╭─ RECORDS SHOWN
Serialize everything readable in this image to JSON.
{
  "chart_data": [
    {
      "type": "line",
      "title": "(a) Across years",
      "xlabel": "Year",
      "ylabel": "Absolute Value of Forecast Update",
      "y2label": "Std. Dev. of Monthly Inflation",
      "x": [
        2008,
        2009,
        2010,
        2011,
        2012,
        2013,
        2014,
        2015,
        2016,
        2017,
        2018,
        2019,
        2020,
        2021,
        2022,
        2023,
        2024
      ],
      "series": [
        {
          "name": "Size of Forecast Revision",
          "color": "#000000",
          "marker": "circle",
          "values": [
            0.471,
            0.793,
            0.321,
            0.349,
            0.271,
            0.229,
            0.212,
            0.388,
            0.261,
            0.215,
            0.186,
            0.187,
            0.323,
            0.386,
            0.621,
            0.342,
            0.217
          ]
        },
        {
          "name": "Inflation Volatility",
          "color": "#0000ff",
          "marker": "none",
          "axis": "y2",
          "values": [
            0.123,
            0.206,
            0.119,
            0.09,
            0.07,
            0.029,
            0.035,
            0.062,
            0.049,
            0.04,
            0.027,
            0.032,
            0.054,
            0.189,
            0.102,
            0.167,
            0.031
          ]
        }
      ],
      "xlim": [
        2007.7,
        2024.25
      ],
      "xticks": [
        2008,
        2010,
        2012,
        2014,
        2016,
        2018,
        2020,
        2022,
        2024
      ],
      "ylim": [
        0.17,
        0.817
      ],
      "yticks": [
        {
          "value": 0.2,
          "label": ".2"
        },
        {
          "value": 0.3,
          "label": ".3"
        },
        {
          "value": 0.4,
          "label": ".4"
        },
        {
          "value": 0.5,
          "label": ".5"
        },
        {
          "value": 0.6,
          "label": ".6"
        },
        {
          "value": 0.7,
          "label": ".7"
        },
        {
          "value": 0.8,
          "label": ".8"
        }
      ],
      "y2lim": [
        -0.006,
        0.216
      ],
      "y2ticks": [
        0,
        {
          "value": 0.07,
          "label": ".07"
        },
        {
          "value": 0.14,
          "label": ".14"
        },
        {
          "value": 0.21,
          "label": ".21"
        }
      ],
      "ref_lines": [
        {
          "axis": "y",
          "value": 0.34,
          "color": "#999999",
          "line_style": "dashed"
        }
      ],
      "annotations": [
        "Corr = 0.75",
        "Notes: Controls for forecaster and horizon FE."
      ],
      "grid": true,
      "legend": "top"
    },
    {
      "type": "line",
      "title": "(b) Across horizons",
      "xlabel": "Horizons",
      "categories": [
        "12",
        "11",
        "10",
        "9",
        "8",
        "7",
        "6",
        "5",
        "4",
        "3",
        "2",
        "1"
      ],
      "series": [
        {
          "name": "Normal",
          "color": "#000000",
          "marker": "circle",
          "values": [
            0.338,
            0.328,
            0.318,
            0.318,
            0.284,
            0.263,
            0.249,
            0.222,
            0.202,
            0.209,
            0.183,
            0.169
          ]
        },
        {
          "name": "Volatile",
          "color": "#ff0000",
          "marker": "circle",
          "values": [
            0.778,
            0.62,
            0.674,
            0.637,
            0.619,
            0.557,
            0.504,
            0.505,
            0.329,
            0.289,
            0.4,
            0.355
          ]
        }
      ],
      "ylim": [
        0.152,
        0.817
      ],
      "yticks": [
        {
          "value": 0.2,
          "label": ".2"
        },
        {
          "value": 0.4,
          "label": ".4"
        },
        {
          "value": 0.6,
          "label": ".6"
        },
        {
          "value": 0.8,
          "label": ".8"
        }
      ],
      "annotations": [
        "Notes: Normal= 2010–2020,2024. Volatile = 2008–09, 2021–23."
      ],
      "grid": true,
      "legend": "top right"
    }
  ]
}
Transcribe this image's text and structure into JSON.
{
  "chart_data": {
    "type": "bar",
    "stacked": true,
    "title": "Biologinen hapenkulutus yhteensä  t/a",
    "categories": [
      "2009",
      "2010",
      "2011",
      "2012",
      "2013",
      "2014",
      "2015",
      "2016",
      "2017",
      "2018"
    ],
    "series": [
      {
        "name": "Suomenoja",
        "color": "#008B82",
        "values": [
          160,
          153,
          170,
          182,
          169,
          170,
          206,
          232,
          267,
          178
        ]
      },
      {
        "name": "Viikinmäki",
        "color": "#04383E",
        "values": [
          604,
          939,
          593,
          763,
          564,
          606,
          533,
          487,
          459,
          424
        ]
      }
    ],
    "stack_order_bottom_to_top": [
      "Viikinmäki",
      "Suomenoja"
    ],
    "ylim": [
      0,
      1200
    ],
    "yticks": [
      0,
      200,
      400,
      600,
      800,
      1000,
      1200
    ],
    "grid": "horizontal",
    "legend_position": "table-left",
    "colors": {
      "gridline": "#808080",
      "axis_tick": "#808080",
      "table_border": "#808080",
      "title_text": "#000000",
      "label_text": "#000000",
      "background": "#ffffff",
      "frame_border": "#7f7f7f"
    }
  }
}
╰─
TASK STATEMENT: Quote all of the entries exactly as they appear.

RESPONSE TO THE EXERCISE:
Serialize everything readable in this image to JSON.
{
  "chart_data": [
    {
      "type": "line",
      "title": "(a) Across years",
      "xlabel": "Year",
      "ylabel": "Absolute Value of Forecast Update",
      "y2label": "Std. Dev. of Monthly Inflation",
      "x": [
        2008,
        2009,
        2010,
        2011,
        2012,
        2013,
        2014,
        2015,
        2016,
        2017,
        2018,
        2019,
        2020,
        2021,
        2022,
        2023,
        2024
      ],
      "series": [
        {
          "name": "Size of Forecast Revision",
          "color": "#000000",
          "marker": "circle",
          "values": [
            0.471,
            0.793,
            0.321,
            0.349,
            0.271,
            0.229,
            0.212,
            0.388,
            0.261,
            0.215,
            0.186,
            0.187,
            0.323,
            0.386,
            0.621,
            0.342,
            0.217
          ]
        },
        {
          "name": "Inflation Volatility",
          "color": "#0000ff",
          "marker": "none",
          "axis": "y2",
          "values": [
            0.123,
            0.206,
            0.119,
            0.09,
            0.07,
            0.029,
            0.035,
            0.062,
            0.049,
            0.04,
            0.027,
            0.032,
            0.054,
            0.189,
            0.102,
            0.167,
            0.031
          ]
        }
      ],
      "xlim": [
        2007.7,
        2024.25
      ],
      "xticks": [
        2008,
        2010,
        2012,
        2014,
        2016,
        2018,
        2020,
        2022,
        2024
      ],
      "ylim": [
        0.17,
        0.817
      ],
      "yticks": [
        {
          "value": 0.2,
          "label": ".2"
        },
        {
          "value": 0.3,
          "label": ".3"
        },
        {
          "value": 0.4,
          "label": ".4"
        },
        {
          "value": 0.5,
          "label": ".5"
        },
        {
          "value": 0.6,
          "label": ".6"
        },
        {
          "value": 0.7,
          "label": ".7"
        },
        {
          "value": 0.8,
          "label": ".8"
        }
      ],
      "y2lim": [
        -0.006,
        0.216
      ],
      "y2ticks": [
        0,
        {
          "value": 0.07,
          "label": ".07"
        },
        {
          "value": 0.14,
          "label": ".14"
        },
        {
          "value": 0.21,
          "label": ".21"
        }
      ],
      "ref_lines": [
        {
          "axis": "y",
          "value": 0.34,
          "color": "#999999",
          "line_style": "dashed"
        }
      ],
      "annotations": [
        "Corr = 0.75",
        "Notes: Controls for forecaster and horizon FE."
      ],
      "grid": true,
      "legend": "top"
    },
    {
      "type": "line",
      "title": "(b) Across horizons",
      "xlabel": "Horizons",
      "categories": [
        "12",
        "11",
        "10",
        "9",
        "8",
        "7",
        "6",
        "5",
        "4",
        "3",
        "2",
        "1"
      ],
      "series": [
        {
          "name": "Normal",
          "color": "#000000",
          "marker": "circle",
          "values": [
            0.338,
            0.328,
            0.318,
            0.318,
            0.284,
            0.263,
            0.249,
            0.222,
            0.202,
            0.209,
            0.183,
            0.169
          ]
        },
        {
          "name": "Volatile",
          "color": "#ff0000",
          "marker": "circle",
          "values": [
            0.778,
            0.62,
            0.674,
            0.637,
            0.619,
            0.557,
            0.504,
            0.505,
            0.329,
            0.289,
            0.4,
            0.355
          ]
        }
      ],
      "ylim": [
        0.152,
        0.817
      ],
      "yticks": [
        {
          "value": 0.2,
          "label": ".2"
        },
        {
          "value": 0.4,
          "label": ".4"
        },
        {
          "value": 0.6,
          "label": ".6"
        },
        {
          "value": 0.8,
          "label": ".8"
        }
      ],
      "annotations": [
        "Notes: Normal= 2010–2020,2024. Volatile = 2008–09, 2021–23."
      ],
      "grid": true,
      "legend": "top right"
    }
  ]
}
Transcribe this image's text and structure into JSON.
{
  "chart_data": {
    "type": "bar",
    "stacked": true,
    "title": "Biologinen hapenkulutus yhteensä  t/a",
    "categories": [
      "2009",
      "2010",
      "2011",
      "2012",
      "2013",
      "2014",
      "2015",
      "2016",
      "2017",
      "2018"
    ],
    "series": [
      {
        "name": "Suomenoja",
        "color": "#008B82",
        "values": [
          160,
          153,
          170,
          182,
          169,
          170,
          206,
          232,
          267,
          178
        ]
      },
      {
        "name": "Viikinmäki",
        "color": "#04383E",
        "values": [
          604,
          939,
          593,
          763,
          564,
          606,
          533,
          487,
          459,
          424
        ]
      }
    ],
    "stack_order_bottom_to_top": [
      "Viikinmäki",
      "Suomenoja"
    ],
    "ylim": [
      0,
      1200
    ],
    "yticks": [
      0,
      200,
      400,
      600,
      800,
      1000,
      1200
    ],
    "grid": "horizontal",
    "legend_position": "table-left",
    "colors": {
      "gridline": "#808080",
      "axis_tick": "#808080",
      "table_border": "#808080",
      "title_text": "#000000",
      "label_text": "#000000",
      "background": "#ffffff",
      "frame_border": "#7f7f7f"
    }
  }
}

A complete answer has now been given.